> Document text
--- Begin ---

Dale Ayers- Extended Story

Christian Testimonies, Ones witness account, etc...

Dale Ayers- Extended Story

Postby daleayers » Fri Jan 23, 2009 9:58 pm

Age 15 I was, I had my first girl friend. (Note: She is a Lutheran but I do not believe she was fully in the Lord because Some of my "bad mouthing" rubbed off on here, and we found ourselfs in "lust full" situations, which was great for me at the time because I had allways felt like I was an out cast and now I was accepted somewhere.)

Although it was wanted we where never meant to be together or could we ever be friends we forced it. Although I did not want to let it go because I had never had a girl pay that much attention to me before. We had not spent that much time with each other out side of school lately so I was looking for my next big shot. She invited me to this thing called the 7 project. I really did not care what was going to happen there, I just wanted to be with her for a time.

At the beginning it was like a normal kind of "teen" party which was supervised. There was free food, games, a band just a normal thing. Then it all stopped. The next thing I remember is listening to this guy start to talk about Jesus. *I still get cold chills talking about it- I just got some :)* The more he talked about Jesus the more I began to cry. I herd a voice inside me to listen to what this guy had to say. Near the end I was close to breaking down. He called us all down to the floor and there was all the people from local churches. I remember grabbing this old woman crying and saying thank you about 300 times. She said "It takes a real man to cry." Funny I never got her name. After I left the woman I went looking for my girlfriend who had o so suddenly disappeared. I couldn't find her for like 30 mins but the overwhelming feeling that that had put apon me was still there so I was balling in the middle of this gym with about 1000 people in there. Then this man grabbed me and hugged me and told me about the Holy spirit (which I had no concept of at the time) he gave me his phone number and told me if I had any questions to call him. (I never did)

So I finally found my gf who was with her youth pastor crying. But she did not want to be around me at the time. Which really ticked me off. I became more focused on her than God, and what had happened that night. I just kept thinking why did she just leave me like that? I was baling in the middle of the floor and she just left me. My parents called me and made me leave that night before I actually wanted to. But I got this youth bible. Which really made no since to me. I would read it. It would say something like. "I never fit in any where" then it would say Fact: Jesus loves you. I just didn't understand. But in the youth bible it told me all I needed to do to be saved is ask Jesus into my heart. So I did. And well I remained the same. Still doin the same things.

--- End ---

> Task instructions
1. Reproduce the portion of the testimony starting at "So I finally" and ending at "the same things.".
2. Carry the testimony forward, picking up right after its last sentence.
The lines that follow come from a separate source and have no connection to the testimony.

> Data segment
--- Begin ---

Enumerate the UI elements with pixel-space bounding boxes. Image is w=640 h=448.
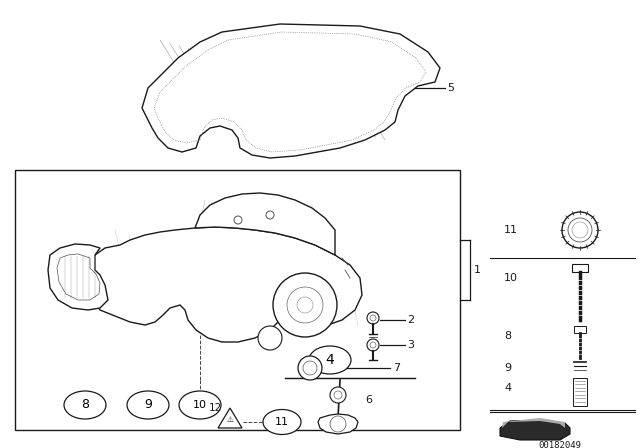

--- End ---

> Task-by-task answers
1.
So I finally found my gf who was with her youth pastor crying. But she did not want to be around me at the time. Which really ticked me off. I became more focused on her than God, and what had happened that night. I just kept thinking why did she just leave me like that? I was baling in the middle of the floor and she just left me. My parents called me and made me leave that night before I actually wanted to. But I got this youth bible. Which really made no since to me. I would read it. It would say something like. "I never fit in any where" then it would say Fact: Jesus loves you. I just didn't understand. But in the youth bible it told me all I needed to do to be saved is ask Jesus into my heart. So I did. And well I remained the same. Still doin the same things.

2.
I broke up with my gf about a month later. Then I really got to be in a close relationship with my friends. We camped every weekend and did everything together. We where a bunch of idots. AND I LOVED IT. We sinned as much as any unbeliever sins. I remeber talking about God around the camp fire. And I told them about my experience. How I cried and stuff, My friends reply was "Yea they make you feel guilty for not going to church and stuff." Then he said, "If I told you the flying spaghetti monster existed would you believe me?" Making my other friend comment and say "f*** the 7 project" That actually really got to me but I believed in God still. I just wasn't born again.

Soon after I was 16 I was on this stupid thing with music. I was worshiping Kurt Cobain. (Lead singer of Nirvana) But while on the net one night I herd in the other room a preacher on tv. Guess who it was............. come on you will never have guessed it. Joel Osteen! I herd what he had to say and I was like yea sure God is kool. So I downloaded the podcast he offers. I watched if for about a month. If you ever watch a joel osteen podcast at the end he says We never leave without asking the lost to become saved. And then he utters that one prayer saved thing. I must have said that prayer at least 100 times. But I never felt anything.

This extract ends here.